Return all of the data exactly as given.

## Begin

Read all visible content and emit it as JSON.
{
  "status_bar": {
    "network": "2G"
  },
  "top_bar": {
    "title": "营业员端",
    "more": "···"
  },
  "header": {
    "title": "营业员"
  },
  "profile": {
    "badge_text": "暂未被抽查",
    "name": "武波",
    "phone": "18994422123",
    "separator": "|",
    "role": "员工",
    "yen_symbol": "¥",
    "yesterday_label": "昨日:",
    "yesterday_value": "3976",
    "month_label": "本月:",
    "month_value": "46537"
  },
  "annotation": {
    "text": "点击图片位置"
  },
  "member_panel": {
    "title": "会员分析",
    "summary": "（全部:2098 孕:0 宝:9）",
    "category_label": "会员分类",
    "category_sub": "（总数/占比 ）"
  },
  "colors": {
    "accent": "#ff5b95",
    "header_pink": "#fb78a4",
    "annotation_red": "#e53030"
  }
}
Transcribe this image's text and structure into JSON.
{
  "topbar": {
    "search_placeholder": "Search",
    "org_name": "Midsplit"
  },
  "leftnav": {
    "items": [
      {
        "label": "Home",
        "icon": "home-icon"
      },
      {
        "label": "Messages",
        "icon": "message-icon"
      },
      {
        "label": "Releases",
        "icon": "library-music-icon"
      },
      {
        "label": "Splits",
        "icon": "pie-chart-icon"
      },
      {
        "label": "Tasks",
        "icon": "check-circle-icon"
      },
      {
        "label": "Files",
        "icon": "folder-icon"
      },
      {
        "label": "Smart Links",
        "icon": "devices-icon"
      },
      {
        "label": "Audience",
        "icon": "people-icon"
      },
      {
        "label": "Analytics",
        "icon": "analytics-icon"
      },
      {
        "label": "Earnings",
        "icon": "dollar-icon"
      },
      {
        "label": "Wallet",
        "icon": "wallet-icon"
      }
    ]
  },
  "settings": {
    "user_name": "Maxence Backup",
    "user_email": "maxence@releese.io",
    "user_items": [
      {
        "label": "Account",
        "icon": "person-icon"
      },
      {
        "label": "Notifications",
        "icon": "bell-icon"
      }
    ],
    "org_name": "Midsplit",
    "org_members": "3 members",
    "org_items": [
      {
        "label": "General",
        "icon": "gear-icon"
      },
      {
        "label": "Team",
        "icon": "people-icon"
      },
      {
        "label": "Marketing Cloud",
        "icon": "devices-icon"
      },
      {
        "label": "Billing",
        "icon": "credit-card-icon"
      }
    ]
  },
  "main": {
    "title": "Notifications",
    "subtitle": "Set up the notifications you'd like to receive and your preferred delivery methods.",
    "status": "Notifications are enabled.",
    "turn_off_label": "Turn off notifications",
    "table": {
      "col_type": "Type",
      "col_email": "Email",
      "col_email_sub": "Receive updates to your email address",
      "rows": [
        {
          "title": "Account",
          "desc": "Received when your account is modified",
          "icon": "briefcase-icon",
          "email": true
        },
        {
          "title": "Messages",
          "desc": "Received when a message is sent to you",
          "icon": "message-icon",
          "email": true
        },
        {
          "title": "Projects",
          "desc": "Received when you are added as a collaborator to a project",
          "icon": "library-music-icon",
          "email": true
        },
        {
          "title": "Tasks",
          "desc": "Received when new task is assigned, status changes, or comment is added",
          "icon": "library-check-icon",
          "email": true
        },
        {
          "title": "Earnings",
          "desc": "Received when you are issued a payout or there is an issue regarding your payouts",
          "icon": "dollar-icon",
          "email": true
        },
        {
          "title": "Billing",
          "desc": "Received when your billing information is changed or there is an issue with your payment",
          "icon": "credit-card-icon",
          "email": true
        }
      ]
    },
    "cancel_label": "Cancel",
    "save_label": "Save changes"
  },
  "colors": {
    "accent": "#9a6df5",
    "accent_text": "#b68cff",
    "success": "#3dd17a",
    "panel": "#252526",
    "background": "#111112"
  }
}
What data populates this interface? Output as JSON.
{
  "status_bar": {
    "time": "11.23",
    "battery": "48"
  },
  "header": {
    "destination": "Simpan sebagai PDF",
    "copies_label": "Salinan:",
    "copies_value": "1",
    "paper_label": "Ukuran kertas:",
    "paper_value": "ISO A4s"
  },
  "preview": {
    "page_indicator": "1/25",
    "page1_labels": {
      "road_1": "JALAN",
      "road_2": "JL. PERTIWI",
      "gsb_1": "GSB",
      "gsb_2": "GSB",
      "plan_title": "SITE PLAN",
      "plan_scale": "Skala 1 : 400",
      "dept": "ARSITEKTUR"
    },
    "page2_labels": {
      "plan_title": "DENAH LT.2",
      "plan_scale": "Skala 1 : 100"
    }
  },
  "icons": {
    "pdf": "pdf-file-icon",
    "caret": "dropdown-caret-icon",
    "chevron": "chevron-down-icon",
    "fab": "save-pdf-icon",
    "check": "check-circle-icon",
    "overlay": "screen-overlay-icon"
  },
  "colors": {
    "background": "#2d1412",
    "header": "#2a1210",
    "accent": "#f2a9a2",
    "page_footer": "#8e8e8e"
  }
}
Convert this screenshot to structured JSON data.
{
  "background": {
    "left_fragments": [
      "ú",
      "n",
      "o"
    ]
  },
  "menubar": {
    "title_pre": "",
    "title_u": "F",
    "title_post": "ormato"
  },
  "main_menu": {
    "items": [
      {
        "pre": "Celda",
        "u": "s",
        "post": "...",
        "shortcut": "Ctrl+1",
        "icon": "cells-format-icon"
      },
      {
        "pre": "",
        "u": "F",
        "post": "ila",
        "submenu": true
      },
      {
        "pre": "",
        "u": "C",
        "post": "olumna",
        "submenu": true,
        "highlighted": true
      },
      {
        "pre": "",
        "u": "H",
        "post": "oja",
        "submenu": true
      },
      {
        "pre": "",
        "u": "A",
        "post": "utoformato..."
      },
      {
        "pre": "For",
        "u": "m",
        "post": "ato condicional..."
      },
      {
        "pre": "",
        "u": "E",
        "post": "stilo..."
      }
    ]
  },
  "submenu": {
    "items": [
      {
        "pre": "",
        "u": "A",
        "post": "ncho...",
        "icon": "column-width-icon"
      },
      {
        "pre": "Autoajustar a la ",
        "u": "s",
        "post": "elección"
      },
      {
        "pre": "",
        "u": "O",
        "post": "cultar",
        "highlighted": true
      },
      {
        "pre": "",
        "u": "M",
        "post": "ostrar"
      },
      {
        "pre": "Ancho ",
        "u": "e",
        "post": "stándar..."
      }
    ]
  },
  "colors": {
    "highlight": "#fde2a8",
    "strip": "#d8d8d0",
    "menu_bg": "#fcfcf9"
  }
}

## End

* **Worked answer**:
Read all visible content and emit it as JSON.
{
  "status_bar": {
    "network": "2G"
  },
  "top_bar": {
    "title": "营业员端",
    "more": "···"
  },
  "header": {
    "title": "营业员"
  },
  "profile": {
    "badge_text": "暂未被抽查",
    "name": "武波",
    "phone": "18994422123",
    "separator": "|",
    "role": "员工",
    "yen_symbol": "¥",
    "yesterday_label": "昨日:",
    "yesterday_value": "3976",
    "month_label": "本月:",
    "month_value": "46537"
  },
  "annotation": {
    "text": "点击图片位置"
  },
  "member_panel": {
    "title": "会员分析",
    "summary": "（全部:2098 孕:0 宝:9）",
    "category_label": "会员分类",
    "category_sub": "（总数/占比 ）"
  },
  "colors": {
    "accent": "#ff5b95",
    "header_pink": "#fb78a4",
    "annotation_red": "#e53030"
  }
}
Transcribe this image's text and structure into JSON.
{
  "topbar": {
    "search_placeholder": "Search",
    "org_name": "Midsplit"
  },
  "leftnav": {
    "items": [
      {
        "label": "Home",
        "icon": "home-icon"
      },
      {
        "label": "Messages",
        "icon": "message-icon"
      },
      {
        "label": "Releases",
        "icon": "library-music-icon"
      },
      {
        "label": "Splits",
        "icon": "pie-chart-icon"
      },
      {
        "label": "Tasks",
        "icon": "check-circle-icon"
      },
      {
        "label": "Files",
        "icon": "folder-icon"
      },
      {
        "label": "Smart Links",
        "icon": "devices-icon"
      },
      {
        "label": "Audience",
        "icon": "people-icon"
      },
      {
        "label": "Analytics",
        "icon": "analytics-icon"
      },
      {
        "label": "Earnings",
        "icon": "dollar-icon"
      },
      {
        "label": "Wallet",
        "icon": "wallet-icon"
      }
    ]
  },
  "settings": {
    "user_name": "Maxence Backup",
    "user_email": "maxence@releese.io",
    "user_items": [
      {
        "label": "Account",
        "icon": "person-icon"
      },
      {
        "label": "Notifications",
        "icon": "bell-icon"
      }
    ],
    "org_name": "Midsplit",
    "org_members": "3 members",
    "org_items": [
      {
        "label": "General",
        "icon": "gear-icon"
      },
      {
        "label": "Team",
        "icon": "people-icon"
      },
      {
        "label": "Marketing Cloud",
        "icon": "devices-icon"
      },
      {
        "label": "Billing",
        "icon": "credit-card-icon"
      }
    ]
  },
  "main": {
    "title": "Notifications",
    "subtitle": "Set up the notifications you'd like to receive and your preferred delivery methods.",
    "status": "Notifications are enabled.",
    "turn_off_label": "Turn off notifications",
    "table": {
      "col_type": "Type",
      "col_email": "Email",
      "col_email_sub": "Receive updates to your email address",
      "rows": [
        {
          "title": "Account",
          "desc": "Received when your account is modified",
          "icon": "briefcase-icon",
          "email": true
        },
        {
          "title": "Messages",
          "desc": "Received when a message is sent to you",
          "icon": "message-icon",
          "email": true
        },
        {
          "title": "Projects",
          "desc": "Received when you are added as a collaborator to a project",
          "icon": "library-music-icon",
          "email": true
        },
        {
          "title": "Tasks",
          "desc": "Received when new task is assigned, status changes, or comment is added",
          "icon": "library-check-icon",
          "email": true
        },
        {
          "title": "Earnings",
          "desc": "Received when you are issued a payout or there is an issue regarding your payouts",
          "icon": "dollar-icon",
          "email": true
        },
        {
          "title": "Billing",
          "desc": "Received when your billing information is changed or there is an issue with your payment",
          "icon": "credit-card-icon",
          "email": true
        }
      ]
    },
    "cancel_label": "Cancel",
    "save_label": "Save changes"
  },
  "colors": {
    "accent": "#9a6df5",
    "accent_text": "#b68cff",
    "success": "#3dd17a",
    "panel": "#252526",
    "background": "#111112"
  }
}
What data populates this interface? Output as JSON.
{
  "status_bar": {
    "time": "11.23",
    "battery": "48"
  },
  "header": {
    "destination": "Simpan sebagai PDF",
    "copies_label": "Salinan:",
    "copies_value": "1",
    "paper_label": "Ukuran kertas:",
    "paper_value": "ISO A4s"
  },
  "preview": {
    "page_indicator": "1/25",
    "page1_labels": {
      "road_1": "JALAN",
      "road_2": "JL. PERTIWI",
      "gsb_1": "GSB",
      "gsb_2": "GSB",
      "plan_title": "SITE PLAN",
      "plan_scale": "Skala 1 : 400",
      "dept": "ARSITEKTUR"
    },
    "page2_labels": {
      "plan_title": "DENAH LT.2",
      "plan_scale": "Skala 1 : 100"
    }
  },
  "icons": {
    "pdf": "pdf-file-icon",
    "caret": "dropdown-caret-icon",
    "chevron": "chevron-down-icon",
    "fab": "save-pdf-icon",
    "check": "check-circle-icon",
    "overlay": "screen-overlay-icon"
  },
  "colors": {
    "background": "#2d1412",
    "header": "#2a1210",
    "accent": "#f2a9a2",
    "page_footer": "#8e8e8e"
  }
}
Convert this screenshot to structured JSON data.
{
  "background": {
    "left_fragments": [
      "ú",
      "n",
      "o"
    ]
  },
  "menubar": {
    "title_pre": "",
    "title_u": "F",
    "title_post": "ormato"
  },
  "main_menu": {
    "items": [
      {
        "pre": "Celda",
        "u": "s",
        "post": "...",
        "shortcut": "Ctrl+1",
        "icon": "cells-format-icon"
      },
      {
        "pre": "",
        "u": "F",
        "post": "ila",
        "submenu": true
      },
      {
        "pre": "",
        "u": "C",
        "post": "olumna",
        "submenu": true,
        "highlighted": true
      },
      {
        "pre": "",
        "u": "H",
        "post": "oja",
        "submenu": true
      },
      {
        "pre": "",
        "u": "A",
        "post": "utoformato..."
      },
      {
        "pre": "For",
        "u": "m",
        "post": "ato condicional..."
      },
      {
        "pre": "",
        "u": "E",
        "post": "stilo..."
      }
    ]
  },
  "submenu": {
    "items": [
      {
        "pre": "",
        "u": "A",
        "post": "ncho...",
        "icon": "column-width-icon"
      },
      {
        "pre": "Autoajustar a la ",
        "u": "s",
        "post": "elección"
      },
      {
        "pre": "",
        "u": "O",
        "post": "cultar",
        "highlighted": true
      },
      {
        "pre": "",
        "u": "M",
        "post": "ostrar"
      },
      {
        "pre": "Ancho ",
        "u": "e",
        "post": "stándar..."
      }
    ]
  },
  "colors": {
    "highlight": "#fde2a8",
    "strip": "#d8d8d0",
    "menu_bg": "#fcfcf9"
  }
}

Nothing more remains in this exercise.